## Task to complete:
Nothing may be dropped or altered: reproduce all the data.

§

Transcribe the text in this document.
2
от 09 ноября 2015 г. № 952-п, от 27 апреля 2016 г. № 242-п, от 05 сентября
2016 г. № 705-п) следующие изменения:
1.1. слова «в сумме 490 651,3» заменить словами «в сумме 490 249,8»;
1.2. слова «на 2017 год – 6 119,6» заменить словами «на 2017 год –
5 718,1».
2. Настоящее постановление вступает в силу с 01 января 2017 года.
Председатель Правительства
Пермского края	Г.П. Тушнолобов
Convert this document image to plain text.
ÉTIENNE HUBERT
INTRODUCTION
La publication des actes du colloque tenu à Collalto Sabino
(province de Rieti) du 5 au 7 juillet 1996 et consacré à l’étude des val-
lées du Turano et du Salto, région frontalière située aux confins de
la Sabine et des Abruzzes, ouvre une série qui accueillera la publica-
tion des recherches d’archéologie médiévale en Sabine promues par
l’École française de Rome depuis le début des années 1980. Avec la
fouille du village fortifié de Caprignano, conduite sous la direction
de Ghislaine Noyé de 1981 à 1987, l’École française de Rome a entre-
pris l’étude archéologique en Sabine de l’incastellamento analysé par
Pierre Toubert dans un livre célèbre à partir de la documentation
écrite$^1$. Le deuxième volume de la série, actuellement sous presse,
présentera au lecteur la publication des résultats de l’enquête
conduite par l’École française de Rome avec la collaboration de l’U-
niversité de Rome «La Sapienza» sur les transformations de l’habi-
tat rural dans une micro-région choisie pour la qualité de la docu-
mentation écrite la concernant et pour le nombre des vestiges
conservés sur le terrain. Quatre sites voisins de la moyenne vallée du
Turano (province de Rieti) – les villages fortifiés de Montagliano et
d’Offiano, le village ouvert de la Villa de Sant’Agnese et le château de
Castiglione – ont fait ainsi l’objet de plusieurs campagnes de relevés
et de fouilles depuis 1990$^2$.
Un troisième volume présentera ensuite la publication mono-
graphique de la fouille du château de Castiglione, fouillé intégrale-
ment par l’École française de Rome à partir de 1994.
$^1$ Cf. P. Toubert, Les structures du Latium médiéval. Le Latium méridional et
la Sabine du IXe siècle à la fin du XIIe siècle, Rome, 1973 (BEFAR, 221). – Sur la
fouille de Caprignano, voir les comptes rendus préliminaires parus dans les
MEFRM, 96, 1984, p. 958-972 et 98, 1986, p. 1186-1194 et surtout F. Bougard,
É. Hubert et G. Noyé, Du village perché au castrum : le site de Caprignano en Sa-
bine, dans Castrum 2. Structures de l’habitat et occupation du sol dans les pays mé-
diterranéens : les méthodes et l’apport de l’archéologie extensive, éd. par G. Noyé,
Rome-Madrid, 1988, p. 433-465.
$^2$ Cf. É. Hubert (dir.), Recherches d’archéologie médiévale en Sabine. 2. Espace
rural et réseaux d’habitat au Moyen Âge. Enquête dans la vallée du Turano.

§

## The response:
Transcribe the text in this document.
2
от 09 ноября 2015 г. № 952-п, от 27 апреля 2016 г. № 242-п, от 05 сентября
2016 г. № 705-п) следующие изменения:
1.1. слова «в сумме 490 651,3» заменить словами «в сумме 490 249,8»;
1.2. слова «на 2017 год – 6 119,6» заменить словами «на 2017 год –
5 718,1».
2. Настоящее постановление вступает в силу с 01 января 2017 года.
Председатель Правительства
Пермского края	Г.П. Тушнолобов
Convert this document image to plain text.
ÉTIENNE HUBERT
INTRODUCTION
La publication des actes du colloque tenu à Collalto Sabino
(province de Rieti) du 5 au 7 juillet 1996 et consacré à l’étude des val-
lées du Turano et du Salto, région frontalière située aux confins de
la Sabine et des Abruzzes, ouvre une série qui accueillera la publica-
tion des recherches d’archéologie médiévale en Sabine promues par
l’École française de Rome depuis le début des années 1980. Avec la
fouille du village fortifié de Caprignano, conduite sous la direction
de Ghislaine Noyé de 1981 à 1987, l’École française de Rome a entre-
pris l’étude archéologique en Sabine de l’incastellamento analysé par
Pierre Toubert dans un livre célèbre à partir de la documentation
écrite$^1$. Le deuxième volume de la série, actuellement sous presse,
présentera au lecteur la publication des résultats de l’enquête
conduite par l’École française de Rome avec la collaboration de l’U-
niversité de Rome «La Sapienza» sur les transformations de l’habi-
tat rural dans une micro-région choisie pour la qualité de la docu-
mentation écrite la concernant et pour le nombre des vestiges
conservés sur le terrain. Quatre sites voisins de la moyenne vallée du
Turano (province de Rieti) – les villages fortifiés de Montagliano et
d’Offiano, le village ouvert de la Villa de Sant’Agnese et le château de
Castiglione – ont fait ainsi l’objet de plusieurs campagnes de relevés
et de fouilles depuis 1990$^2$.
Un troisième volume présentera ensuite la publication mono-
graphique de la fouille du château de Castiglione, fouillé intégrale-
ment par l’École française de Rome à partir de 1994.
$^1$ Cf. P. Toubert, Les structures du Latium médiéval. Le Latium méridional et
la Sabine du IXe siècle à la fin du XIIe siècle, Rome, 1973 (BEFAR, 221). – Sur la
fouille de Caprignano, voir les comptes rendus préliminaires parus dans les
MEFRM, 96, 1984, p. 958-972 et 98, 1986, p. 1186-1194 et surtout F. Bougard,
É. Hubert et G. Noyé, Du village perché au castrum : le site de Caprignano en Sa-
bine, dans Castrum 2. Structures de l’habitat et occupation du sol dans les pays mé-
diterranéens : les méthodes et l’apport de l’archéologie extensive, éd. par G. Noyé,
Rome-Madrid, 1988, p. 433-465.
$^2$ Cf. É. Hubert (dir.), Recherches d’archéologie médiévale en Sabine. 2. Espace
rural et réseaux d’habitat au Moyen Âge. Enquête dans la vallée du Turano.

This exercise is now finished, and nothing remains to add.